TASK OBJECTIVE:
What follows is a listing. Return every line of it exactly.

[Rows from a figure dataset]
▬▬▬▬▬▬▬▬▬▬

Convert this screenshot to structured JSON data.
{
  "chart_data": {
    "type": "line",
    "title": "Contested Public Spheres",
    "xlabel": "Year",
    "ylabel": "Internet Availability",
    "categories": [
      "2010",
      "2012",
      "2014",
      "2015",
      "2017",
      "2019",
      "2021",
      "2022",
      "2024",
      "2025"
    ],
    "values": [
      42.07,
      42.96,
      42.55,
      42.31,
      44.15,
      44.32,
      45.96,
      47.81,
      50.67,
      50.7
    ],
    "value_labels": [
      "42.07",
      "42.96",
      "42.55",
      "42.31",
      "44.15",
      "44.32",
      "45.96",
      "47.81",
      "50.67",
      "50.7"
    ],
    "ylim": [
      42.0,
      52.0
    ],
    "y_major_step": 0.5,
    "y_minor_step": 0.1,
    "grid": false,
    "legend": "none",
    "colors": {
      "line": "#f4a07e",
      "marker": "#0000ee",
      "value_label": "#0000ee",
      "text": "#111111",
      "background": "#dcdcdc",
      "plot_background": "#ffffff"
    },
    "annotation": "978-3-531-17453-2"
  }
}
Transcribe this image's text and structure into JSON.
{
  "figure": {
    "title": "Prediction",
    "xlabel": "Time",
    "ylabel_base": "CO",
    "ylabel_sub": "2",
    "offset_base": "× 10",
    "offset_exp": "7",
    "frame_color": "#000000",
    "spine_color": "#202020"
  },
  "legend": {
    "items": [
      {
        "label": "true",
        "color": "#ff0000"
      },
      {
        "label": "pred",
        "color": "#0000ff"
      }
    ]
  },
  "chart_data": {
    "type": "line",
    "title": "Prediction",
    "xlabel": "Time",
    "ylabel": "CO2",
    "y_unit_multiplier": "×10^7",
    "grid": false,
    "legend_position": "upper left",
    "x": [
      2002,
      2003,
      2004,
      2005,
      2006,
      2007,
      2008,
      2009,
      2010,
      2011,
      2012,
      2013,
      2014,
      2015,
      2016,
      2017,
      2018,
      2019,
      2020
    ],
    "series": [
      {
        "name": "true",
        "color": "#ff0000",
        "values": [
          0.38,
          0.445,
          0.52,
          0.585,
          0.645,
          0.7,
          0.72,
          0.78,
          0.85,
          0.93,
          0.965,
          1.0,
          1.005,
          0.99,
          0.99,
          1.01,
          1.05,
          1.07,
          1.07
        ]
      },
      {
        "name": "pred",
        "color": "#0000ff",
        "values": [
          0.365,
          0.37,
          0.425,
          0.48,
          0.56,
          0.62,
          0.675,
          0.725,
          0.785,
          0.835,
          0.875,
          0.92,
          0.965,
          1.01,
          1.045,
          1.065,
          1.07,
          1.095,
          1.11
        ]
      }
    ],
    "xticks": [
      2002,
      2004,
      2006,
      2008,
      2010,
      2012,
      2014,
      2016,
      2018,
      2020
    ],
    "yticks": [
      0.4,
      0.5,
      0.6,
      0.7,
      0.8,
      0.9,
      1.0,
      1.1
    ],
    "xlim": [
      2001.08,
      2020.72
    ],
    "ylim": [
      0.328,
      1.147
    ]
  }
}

▬▬▬▬▬▬▬▬▬▬

CORRECT RESULT:
Convert this screenshot to structured JSON data.
{
  "chart_data": {
    "type": "line",
    "title": "Contested Public Spheres",
    "xlabel": "Year",
    "ylabel": "Internet Availability",
    "categories": [
      "2010",
      "2012",
      "2014",
      "2015",
      "2017",
      "2019",
      "2021",
      "2022",
      "2024",
      "2025"
    ],
    "values": [
      42.07,
      42.96,
      42.55,
      42.31,
      44.15,
      44.32,
      45.96,
      47.81,
      50.67,
      50.7
    ],
    "value_labels": [
      "42.07",
      "42.96",
      "42.55",
      "42.31",
      "44.15",
      "44.32",
      "45.96",
      "47.81",
      "50.67",
      "50.7"
    ],
    "ylim": [
      42.0,
      52.0
    ],
    "y_major_step": 0.5,
    "y_minor_step": 0.1,
    "grid": false,
    "legend": "none",
    "colors": {
      "line": "#f4a07e",
      "marker": "#0000ee",
      "value_label": "#0000ee",
      "text": "#111111",
      "background": "#dcdcdc",
      "plot_background": "#ffffff"
    },
    "annotation": "978-3-531-17453-2"
  }
}
Transcribe this image's text and structure into JSON.
{
  "figure": {
    "title": "Prediction",
    "xlabel": "Time",
    "ylabel_base": "CO",
    "ylabel_sub": "2",
    "offset_base": "× 10",
    "offset_exp": "7",
    "frame_color": "#000000",
    "spine_color": "#202020"
  },
  "legend": {
    "items": [
      {
        "label": "true",
        "color": "#ff0000"
      },
      {
        "label": "pred",
        "color": "#0000ff"
      }
    ]
  },
  "chart_data": {
    "type": "line",
    "title": "Prediction",
    "xlabel": "Time",
    "ylabel": "CO2",
    "y_unit_multiplier": "×10^7",
    "grid": false,
    "legend_position": "upper left",
    "x": [
      2002,
      2003,
      2004,
      2005,
      2006,
      2007,
      2008,
      2009,
      2010,
      2011,
      2012,
      2013,
      2014,
      2015,
      2016,
      2017,
      2018,
      2019,
      2020
    ],
    "series": [
      {
        "name": "true",
        "color": "#ff0000",
        "values": [
          0.38,
          0.445,
          0.52,
          0.585,
          0.645,
          0.7,
          0.72,
          0.78,
          0.85,
          0.93,
          0.965,
          1.0,
          1.005,
          0.99,
          0.99,
          1.01,
          1.05,
          1.07,
          1.07
        ]
      },
      {
        "name": "pred",
        "color": "#0000ff",
        "values": [
          0.365,
          0.37,
          0.425,
          0.48,
          0.56,
          0.62,
          0.675,
          0.725,
          0.785,
          0.835,
          0.875,
          0.92,
          0.965,
          1.01,
          1.045,
          1.065,
          1.07,
          1.095,
          1.11
        ]
      }
    ],
    "xticks": [
      2002,
      2004,
      2006,
      2008,
      2010,
      2012,
      2014,
      2016,
      2018,
      2020
    ],
    "yticks": [
      0.4,
      0.5,
      0.6,
      0.7,
      0.8,
      0.9,
      1.0,
      1.1
    ],
    "xlim": [
      2001.08,
      2020.72
    ],
    "ylim": [
      0.328,
      1.147
    ]
  }
}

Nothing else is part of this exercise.